#### GOAL 1:
Could you copy out the records, from their first line up to and including the line containing "avatar[interactable] (306, 511, 332, 537)"?

#### TEXT BLOCK:
########################################

On Wed, Aug 16, 2017 at 7:46 AM, Guillermo Polito <guillermopol...@gmail.com
> wrote:

>
> On Tue, Aug 15, 2017 at 3:25 PM, Ben Coman <b...@openinworld.com> wrote:
>
>> In case any of the shutdown/startup scripts use a delay, now or in the
>> future,
>> I'd first try at    highestPriority-1 to avoid influence on the
>> DelayScheduler.
>> but then Eliot's suggestion to valueUnpreemptively may avoid that anyway.
>>
>
> Why should a shutdown/startup use a delay?
>


> startup and shutdown should be fast and not be blocked...
>

okay.  My response was a just reflex to not assume what some third-party
developer might do.  I'm not familiar with the startup/shutdown and had not
considered it deeply.


> If there is a delay on client code, it should block a client thread, not a
> system thread...
>


> Moreover, I see a series of issues in having the delay process running in
> higher priority than the startup. If I'm wrong, please correct me because
> otherwise that means there is something I'm not getting.
>
> First, today the Delay scheduling process is being terminated on shutdown
> and being re-initialized on startup. This means that even if a
> shutdown/startup action tries to use a delay that will fail/block
> indefinitely?

########################################

(Stored records)

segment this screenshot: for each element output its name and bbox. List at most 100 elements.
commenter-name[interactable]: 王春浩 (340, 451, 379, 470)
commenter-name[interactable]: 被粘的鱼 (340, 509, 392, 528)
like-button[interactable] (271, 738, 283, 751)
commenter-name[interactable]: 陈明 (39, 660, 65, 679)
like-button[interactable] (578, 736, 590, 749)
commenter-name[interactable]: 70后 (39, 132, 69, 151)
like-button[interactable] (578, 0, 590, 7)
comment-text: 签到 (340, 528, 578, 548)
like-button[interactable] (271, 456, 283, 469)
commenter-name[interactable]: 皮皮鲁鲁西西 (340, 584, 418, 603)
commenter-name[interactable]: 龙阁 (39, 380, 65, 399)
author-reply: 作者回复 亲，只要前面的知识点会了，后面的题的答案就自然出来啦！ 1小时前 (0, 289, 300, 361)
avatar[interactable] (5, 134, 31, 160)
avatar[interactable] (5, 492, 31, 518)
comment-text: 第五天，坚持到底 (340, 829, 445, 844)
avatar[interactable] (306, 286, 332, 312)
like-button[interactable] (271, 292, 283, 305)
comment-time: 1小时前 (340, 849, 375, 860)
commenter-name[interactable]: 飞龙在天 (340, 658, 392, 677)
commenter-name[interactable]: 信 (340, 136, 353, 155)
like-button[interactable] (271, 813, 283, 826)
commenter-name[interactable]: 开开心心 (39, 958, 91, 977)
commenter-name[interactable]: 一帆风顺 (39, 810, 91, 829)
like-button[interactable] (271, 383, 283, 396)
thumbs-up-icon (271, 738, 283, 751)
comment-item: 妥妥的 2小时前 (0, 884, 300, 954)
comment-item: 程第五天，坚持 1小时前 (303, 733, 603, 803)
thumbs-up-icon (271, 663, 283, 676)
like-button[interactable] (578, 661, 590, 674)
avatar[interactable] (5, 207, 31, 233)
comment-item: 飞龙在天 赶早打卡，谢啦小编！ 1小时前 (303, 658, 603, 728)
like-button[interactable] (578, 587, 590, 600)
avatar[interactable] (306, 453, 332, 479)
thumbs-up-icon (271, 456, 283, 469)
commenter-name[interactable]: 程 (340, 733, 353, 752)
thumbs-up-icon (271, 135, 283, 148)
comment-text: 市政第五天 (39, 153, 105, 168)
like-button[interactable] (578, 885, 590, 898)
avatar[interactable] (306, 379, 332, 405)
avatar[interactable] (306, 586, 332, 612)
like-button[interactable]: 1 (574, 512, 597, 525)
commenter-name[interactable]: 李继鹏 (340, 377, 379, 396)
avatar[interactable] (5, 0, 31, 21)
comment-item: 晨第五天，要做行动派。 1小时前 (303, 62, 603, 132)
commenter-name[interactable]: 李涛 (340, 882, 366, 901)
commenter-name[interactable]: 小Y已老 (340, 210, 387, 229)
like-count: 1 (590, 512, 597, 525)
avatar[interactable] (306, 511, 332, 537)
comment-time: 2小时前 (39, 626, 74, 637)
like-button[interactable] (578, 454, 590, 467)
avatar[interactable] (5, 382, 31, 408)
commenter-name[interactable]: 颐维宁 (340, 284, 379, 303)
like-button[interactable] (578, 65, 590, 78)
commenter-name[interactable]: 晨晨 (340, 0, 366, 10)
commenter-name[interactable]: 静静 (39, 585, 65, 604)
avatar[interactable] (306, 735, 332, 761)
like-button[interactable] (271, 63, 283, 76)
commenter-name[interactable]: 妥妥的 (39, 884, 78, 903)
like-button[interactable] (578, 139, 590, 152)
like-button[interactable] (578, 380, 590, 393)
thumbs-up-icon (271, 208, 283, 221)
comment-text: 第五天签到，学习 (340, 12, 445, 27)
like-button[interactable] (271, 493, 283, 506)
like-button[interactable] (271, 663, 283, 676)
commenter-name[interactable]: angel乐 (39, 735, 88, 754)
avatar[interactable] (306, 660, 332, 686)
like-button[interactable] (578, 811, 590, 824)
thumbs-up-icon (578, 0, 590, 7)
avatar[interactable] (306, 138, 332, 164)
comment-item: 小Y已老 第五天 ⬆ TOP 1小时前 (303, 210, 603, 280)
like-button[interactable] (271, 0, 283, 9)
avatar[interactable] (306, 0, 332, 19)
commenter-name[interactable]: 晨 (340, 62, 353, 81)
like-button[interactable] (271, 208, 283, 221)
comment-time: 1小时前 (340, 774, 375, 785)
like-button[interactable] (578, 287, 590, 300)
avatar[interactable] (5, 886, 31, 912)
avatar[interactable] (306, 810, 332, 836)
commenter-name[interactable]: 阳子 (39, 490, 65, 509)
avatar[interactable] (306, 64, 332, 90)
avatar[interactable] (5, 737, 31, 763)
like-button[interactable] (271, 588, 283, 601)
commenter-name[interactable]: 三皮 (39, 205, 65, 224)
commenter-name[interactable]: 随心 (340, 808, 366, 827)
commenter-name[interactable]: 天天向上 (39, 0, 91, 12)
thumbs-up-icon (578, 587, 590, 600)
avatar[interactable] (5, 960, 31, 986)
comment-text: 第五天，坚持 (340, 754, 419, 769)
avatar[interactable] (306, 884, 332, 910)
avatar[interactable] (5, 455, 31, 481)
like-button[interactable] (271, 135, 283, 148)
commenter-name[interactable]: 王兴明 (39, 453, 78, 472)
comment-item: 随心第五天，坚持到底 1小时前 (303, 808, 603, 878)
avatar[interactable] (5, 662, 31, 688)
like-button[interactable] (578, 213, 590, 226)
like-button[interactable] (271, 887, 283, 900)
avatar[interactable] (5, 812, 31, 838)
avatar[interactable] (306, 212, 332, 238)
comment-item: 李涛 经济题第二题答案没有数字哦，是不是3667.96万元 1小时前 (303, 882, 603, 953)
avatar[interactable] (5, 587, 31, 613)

########################################

#### GOAL 2:
In the mailing-list thread:
(a) At what priority does Ben Coman say he would first try running the scripts?
(b) Whose suggestion to use valueUnpreemptively is mentioned?
(c) What happens to the Delay scheduling process on shutdown and on startup?

#### WORKED SOLUTION 1:
segment this screenshot: for each element output its name and bbox. List at most 100 elements.
commenter-name[interactable]: 王春浩 (340, 451, 379, 470)
commenter-name[interactable]: 被粘的鱼 (340, 509, 392, 528)
like-button[interactable] (271, 738, 283, 751)
commenter-name[interactable]: 陈明 (39, 660, 65, 679)
like-button[interactable] (578, 736, 590, 749)
commenter-name[interactable]: 70后 (39, 132, 69, 151)
like-button[interactable] (578, 0, 590, 7)
comment-text: 签到 (340, 528, 578, 548)
like-button[interactable] (271, 456, 283, 469)
commenter-name[interactable]: 皮皮鲁鲁西西 (340, 584, 418, 603)
commenter-name[interactable]: 龙阁 (39, 380, 65, 399)
author-reply: 作者回复 亲，只要前面的知识点会了，后面的题的答案就自然出来啦！ 1小时前 (0, 289, 300, 361)
avatar[interactable] (5, 134, 31, 160)
avatar[interactable] (5, 492, 31, 518)
comment-text: 第五天，坚持到底 (340, 829, 445, 844)
avatar[interactable] (306, 286, 332, 312)
like-button[interactable] (271, 292, 283, 305)
comment-time: 1小时前 (340, 849, 375, 860)
commenter-name[interactable]: 飞龙在天 (340, 658, 392, 677)
commenter-name[interactable]: 信 (340, 136, 353, 155)
like-button[interactable] (271, 813, 283, 826)
commenter-name[interactable]: 开开心心 (39, 958, 91, 977)
commenter-name[interactable]: 一帆风顺 (39, 810, 91, 829)
like-button[interactable] (271, 383, 283, 396)
thumbs-up-icon (271, 738, 283, 751)
comment-item: 妥妥的 2小时前 (0, 884, 300, 954)
comment-item: 程第五天，坚持 1小时前 (303, 733, 603, 803)
thumbs-up-icon (271, 663, 283, 676)
like-button[interactable] (578, 661, 590, 674)
avatar[interactable] (5, 207, 31, 233)
comment-item: 飞龙在天 赶早打卡，谢啦小编！ 1小时前 (303, 658, 603, 728)
like-button[interactable] (578, 587, 590, 600)
avatar[interactable] (306, 453, 332, 479)
thumbs-up-icon (271, 456, 283, 469)
commenter-name[interactable]: 程 (340, 733, 353, 752)
thumbs-up-icon (271, 135, 283, 148)
comment-text: 市政第五天 (39, 153, 105, 168)
like-button[interactable] (578, 885, 590, 898)
avatar[interactable] (306, 379, 332, 405)
avatar[interactable] (306, 586, 332, 612)
like-button[interactable]: 1 (574, 512, 597, 525)
commenter-name[interactable]: 李继鹏 (340, 377, 379, 396)
avatar[interactable] (5, 0, 31, 21)
comment-item: 晨第五天，要做行动派。 1小时前 (303, 62, 603, 132)
commenter-name[interactable]: 李涛 (340, 882, 366, 901)
commenter-name[interactable]: 小Y已老 (340, 210, 387, 229)
like-count: 1 (590, 512, 597, 525)
avatar[interactable] (306, 511, 332, 537)

#### WORKED SOLUTION 2:
(a) highestPriority-1
(b) Eliot's
(c) It is terminated on shutdown and re-initialized on startup.